What the task asks:
Tally up the lines carrying the string "JSON" and respond with only the resulting number.

Records for this task:
*-*-*
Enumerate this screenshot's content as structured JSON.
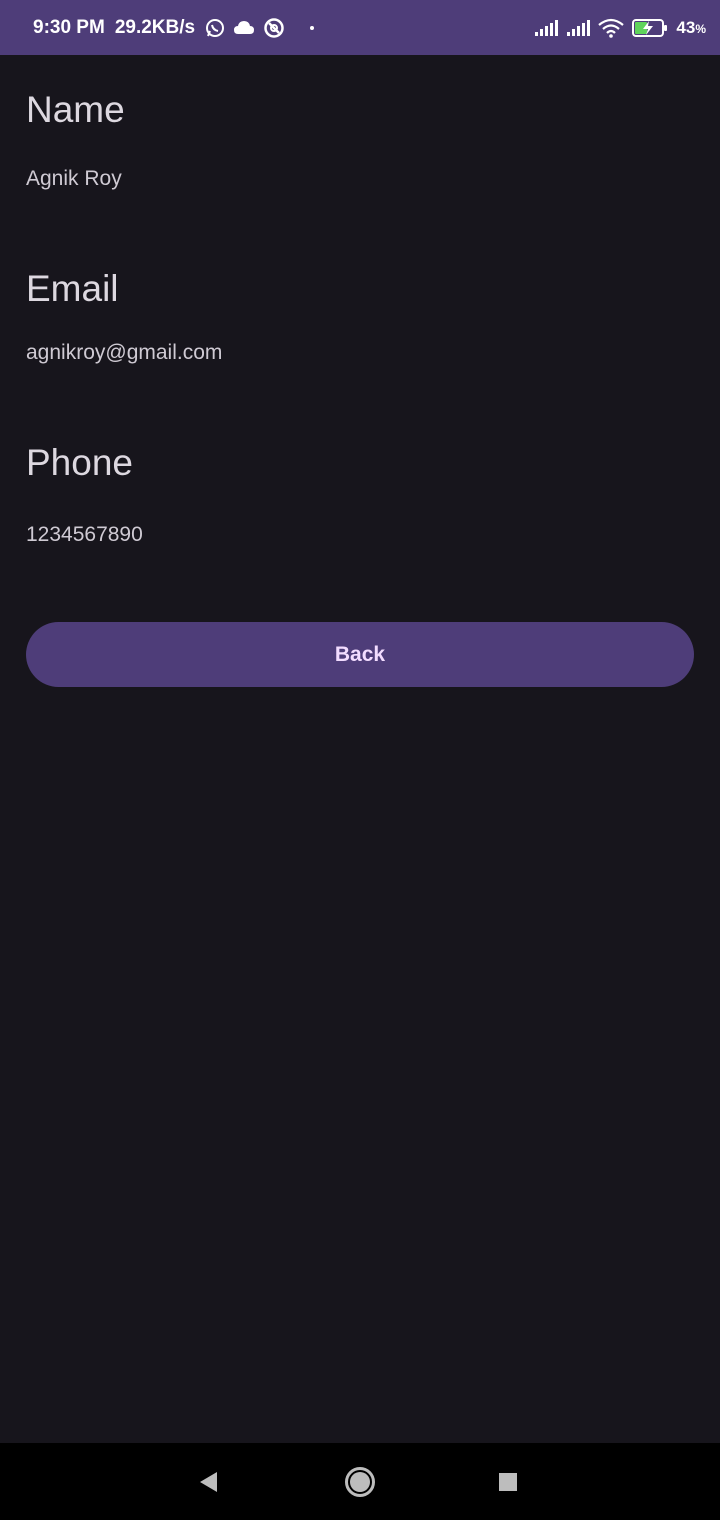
{
  "status_bar": {
    "time": "9:30 PM",
    "network_speed": "29.2KB/s",
    "battery_percent": "43",
    "battery_unit": "%",
    "icons": [
      "whatsapp-icon",
      "cloud-icon",
      "vpn-icon",
      "dot-icon",
      "signal-icon",
      "signal-icon",
      "wifi-icon",
      "battery-charging-icon"
    ],
    "background_color": "#4e3d79"
  },
  "profile": {
    "name_label": "Name",
    "name_value": "Agnik Roy",
    "email_label": "Email",
    "email_value": "agnikroy@gmail.com",
    "phone_label": "Phone",
    "phone_value": "1234567890"
  },
  "actions": {
    "back_label": "Back",
    "accent_color": "#4e3d79"
  },
  "navigation": {
    "buttons": [
      "back-triangle-icon",
      "home-circle-icon",
      "recents-square-icon"
    ]
  }
}
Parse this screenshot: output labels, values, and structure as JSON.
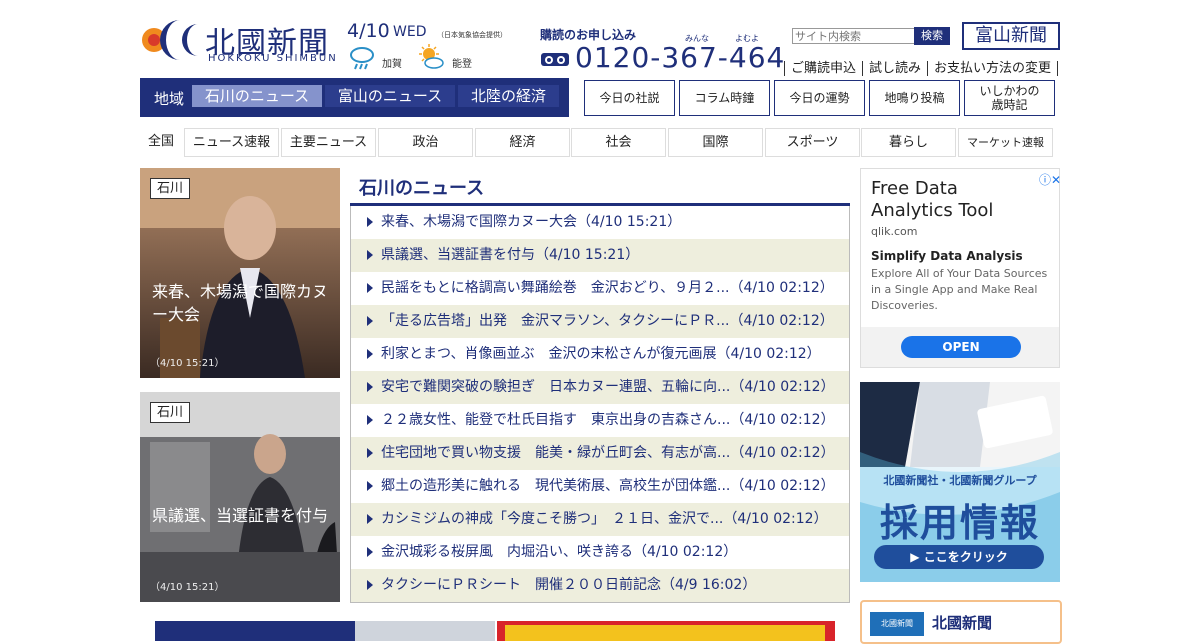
{
  "header": {
    "logo_title": "北國新聞",
    "logo_sub": "HOKKOKU SHIMBUN",
    "date": "4/10",
    "day": "WED",
    "weather_source": "（日本気象協会提供）",
    "weather": [
      {
        "area": "加賀",
        "icon": "rain-cloud-icon"
      },
      {
        "area": "能登",
        "icon": "sun-cloud-icon"
      }
    ],
    "subscribe_label": "購読のお申し込み",
    "ruby_minna": "みんな",
    "ruby_yoyomu": "よむよ",
    "phone": "0120-367-464",
    "search_placeholder": "サイト内検索",
    "search_button": "検索",
    "toyama_link": "富山新聞",
    "top_links": [
      "ご購読申込",
      "試し読み",
      "お支払い方法の変更"
    ]
  },
  "region_nav": {
    "label": "地域",
    "tabs": [
      "石川のニュース",
      "富山のニュース",
      "北陸の経済"
    ]
  },
  "quick_links": [
    "今日の社説",
    "コラム時鐘",
    "今日の運勢",
    "地鳴り投稿",
    "いしかわの\n歳時記"
  ],
  "categories": [
    "全国",
    "ニュース速報",
    "主要ニュース",
    "政治",
    "経済",
    "社会",
    "国際",
    "スポーツ",
    "暮らし",
    "マーケット速報"
  ],
  "feature_cards": [
    {
      "tag": "石川",
      "title": "来春、木場潟で国際カヌー大会",
      "time": "（4/10 15:21）"
    },
    {
      "tag": "石川",
      "title": "県議選、当選証書を付与",
      "time": "（4/10 15:21）"
    }
  ],
  "news": {
    "heading": "石川のニュース",
    "items": [
      "来春、木場潟で国際カヌー大会（4/10 15:21）",
      "県議選、当選証書を付与（4/10 15:21）",
      "民謡をもとに格調高い舞踊絵巻　金沢おどり、９月２...（4/10 02:12）",
      "「走る広告塔」出発　金沢マラソン、タクシーにＰＲ...（4/10 02:12）",
      "利家とまつ、肖像画並ぶ　金沢の末松さんが復元画展（4/10 02:12）",
      "安宅で難関突破の験担ぎ　日本カヌー連盟、五輪に向...（4/10 02:12）",
      "２２歳女性、能登で杜氏目指す　東京出身の吉森さん...（4/10 02:12）",
      "住宅団地で買い物支援　能美・緑が丘町会、有志が高...（4/10 02:12）",
      "郷土の造形美に触れる　現代美術展、高校生が団体鑑...（4/10 02:12）",
      "カシミジムの神成「今度こそ勝つ」　２１日、金沢で...（4/10 02:12）",
      "金沢城彩る桜屏風　内堀沿い、咲き誇る（4/10 02:12）",
      "タクシーにＰＲシート　開催２００日前記念（4/9 16:02）"
    ]
  },
  "ads": {
    "ad1": {
      "title": "Free Data Analytics Tool",
      "url": "qlik.com",
      "subtitle": "Simplify Data Analysis",
      "desc": "Explore All of Your Data Sources in a Single App and Make Real Discoveries.",
      "button": "OPEN"
    },
    "ad2": {
      "line1": "北國新聞社・北國新聞グループ",
      "headline": "採用情報",
      "button": "▶ ここをクリック"
    },
    "ad3": {
      "title": "北國新聞",
      "badge": "北國新聞"
    }
  },
  "colors": {
    "brand": "#1f2f7a",
    "active_tab": "#8593cc",
    "alt_row": "#eeeedd",
    "ad_button": "#1a73e8"
  }
}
*-*-*
Answer for this exercise:
2